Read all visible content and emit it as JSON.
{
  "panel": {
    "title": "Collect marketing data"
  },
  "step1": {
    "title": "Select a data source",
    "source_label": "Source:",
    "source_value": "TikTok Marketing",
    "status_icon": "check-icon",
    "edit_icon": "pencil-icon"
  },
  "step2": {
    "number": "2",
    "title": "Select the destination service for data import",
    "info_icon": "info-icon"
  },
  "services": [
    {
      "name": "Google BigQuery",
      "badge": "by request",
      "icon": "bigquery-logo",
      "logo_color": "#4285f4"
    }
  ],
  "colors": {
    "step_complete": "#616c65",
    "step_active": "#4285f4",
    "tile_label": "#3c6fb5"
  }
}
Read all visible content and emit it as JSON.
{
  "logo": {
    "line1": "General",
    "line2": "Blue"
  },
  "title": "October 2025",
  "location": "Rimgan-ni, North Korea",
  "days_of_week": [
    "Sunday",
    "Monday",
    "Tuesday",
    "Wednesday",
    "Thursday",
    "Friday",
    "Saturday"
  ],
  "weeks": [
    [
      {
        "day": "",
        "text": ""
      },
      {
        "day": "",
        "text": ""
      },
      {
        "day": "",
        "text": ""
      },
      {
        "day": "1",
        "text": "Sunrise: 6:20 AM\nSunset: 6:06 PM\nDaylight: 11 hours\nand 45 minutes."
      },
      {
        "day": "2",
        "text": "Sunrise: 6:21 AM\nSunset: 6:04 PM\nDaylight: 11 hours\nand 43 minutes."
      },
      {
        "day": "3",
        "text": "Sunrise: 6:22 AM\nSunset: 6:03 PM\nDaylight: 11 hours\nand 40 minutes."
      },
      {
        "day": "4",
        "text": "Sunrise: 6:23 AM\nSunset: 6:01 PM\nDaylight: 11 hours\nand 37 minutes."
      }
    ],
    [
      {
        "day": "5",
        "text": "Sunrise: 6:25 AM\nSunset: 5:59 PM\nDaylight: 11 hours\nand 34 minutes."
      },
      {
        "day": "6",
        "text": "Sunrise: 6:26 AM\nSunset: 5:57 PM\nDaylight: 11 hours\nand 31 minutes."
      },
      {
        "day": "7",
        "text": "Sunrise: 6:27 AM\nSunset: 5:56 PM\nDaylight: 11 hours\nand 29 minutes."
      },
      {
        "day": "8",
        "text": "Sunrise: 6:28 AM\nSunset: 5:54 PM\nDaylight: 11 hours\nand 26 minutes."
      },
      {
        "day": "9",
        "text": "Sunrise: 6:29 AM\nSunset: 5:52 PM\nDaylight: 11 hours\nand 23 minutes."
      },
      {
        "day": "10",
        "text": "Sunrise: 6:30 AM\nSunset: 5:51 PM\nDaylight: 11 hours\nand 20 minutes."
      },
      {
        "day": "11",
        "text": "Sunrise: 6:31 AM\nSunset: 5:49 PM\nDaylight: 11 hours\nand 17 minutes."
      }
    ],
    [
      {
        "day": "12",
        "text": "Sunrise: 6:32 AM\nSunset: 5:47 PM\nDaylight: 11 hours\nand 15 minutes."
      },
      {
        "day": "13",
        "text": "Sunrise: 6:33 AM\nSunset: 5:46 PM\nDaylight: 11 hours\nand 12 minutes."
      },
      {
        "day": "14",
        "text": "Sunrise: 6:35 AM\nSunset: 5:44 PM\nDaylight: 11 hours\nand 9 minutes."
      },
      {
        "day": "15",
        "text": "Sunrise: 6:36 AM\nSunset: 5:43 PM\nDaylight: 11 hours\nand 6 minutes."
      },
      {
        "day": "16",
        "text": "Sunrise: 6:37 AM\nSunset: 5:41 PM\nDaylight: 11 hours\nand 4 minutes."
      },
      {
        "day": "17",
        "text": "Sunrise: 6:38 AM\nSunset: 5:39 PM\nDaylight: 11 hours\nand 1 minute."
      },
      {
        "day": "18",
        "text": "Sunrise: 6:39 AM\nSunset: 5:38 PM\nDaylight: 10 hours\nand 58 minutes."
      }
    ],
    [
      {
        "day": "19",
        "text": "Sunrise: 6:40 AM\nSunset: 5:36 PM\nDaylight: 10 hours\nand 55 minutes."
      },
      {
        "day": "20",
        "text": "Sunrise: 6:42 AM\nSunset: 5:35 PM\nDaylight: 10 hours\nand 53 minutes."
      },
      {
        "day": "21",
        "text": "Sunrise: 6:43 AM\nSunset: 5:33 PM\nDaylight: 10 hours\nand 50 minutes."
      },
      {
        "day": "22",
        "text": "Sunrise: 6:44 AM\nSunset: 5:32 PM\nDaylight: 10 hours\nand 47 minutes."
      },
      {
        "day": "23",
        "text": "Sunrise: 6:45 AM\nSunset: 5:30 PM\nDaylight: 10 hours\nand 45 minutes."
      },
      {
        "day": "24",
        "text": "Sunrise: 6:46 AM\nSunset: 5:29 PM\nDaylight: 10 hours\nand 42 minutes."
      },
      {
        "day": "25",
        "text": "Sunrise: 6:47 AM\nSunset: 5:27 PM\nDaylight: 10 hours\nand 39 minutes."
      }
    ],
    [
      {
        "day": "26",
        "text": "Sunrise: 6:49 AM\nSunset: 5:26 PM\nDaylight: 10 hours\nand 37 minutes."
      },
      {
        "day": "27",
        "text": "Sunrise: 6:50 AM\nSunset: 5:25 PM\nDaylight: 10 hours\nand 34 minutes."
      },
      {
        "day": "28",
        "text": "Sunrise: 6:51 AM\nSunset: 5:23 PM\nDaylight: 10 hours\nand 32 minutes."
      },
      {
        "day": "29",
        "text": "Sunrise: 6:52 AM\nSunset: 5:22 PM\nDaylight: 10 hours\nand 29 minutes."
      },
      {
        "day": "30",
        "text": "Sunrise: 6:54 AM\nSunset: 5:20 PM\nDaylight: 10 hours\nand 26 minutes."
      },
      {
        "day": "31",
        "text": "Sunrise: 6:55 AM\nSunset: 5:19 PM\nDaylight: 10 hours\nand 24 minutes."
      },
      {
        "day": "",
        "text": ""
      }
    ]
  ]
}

• TASK DIRECTIONS
Report all lines of the material that contain the word "Select".

• SOLVED PROBLEM
    "title": "Select a data source",
    "title": "Select the destination service for data import",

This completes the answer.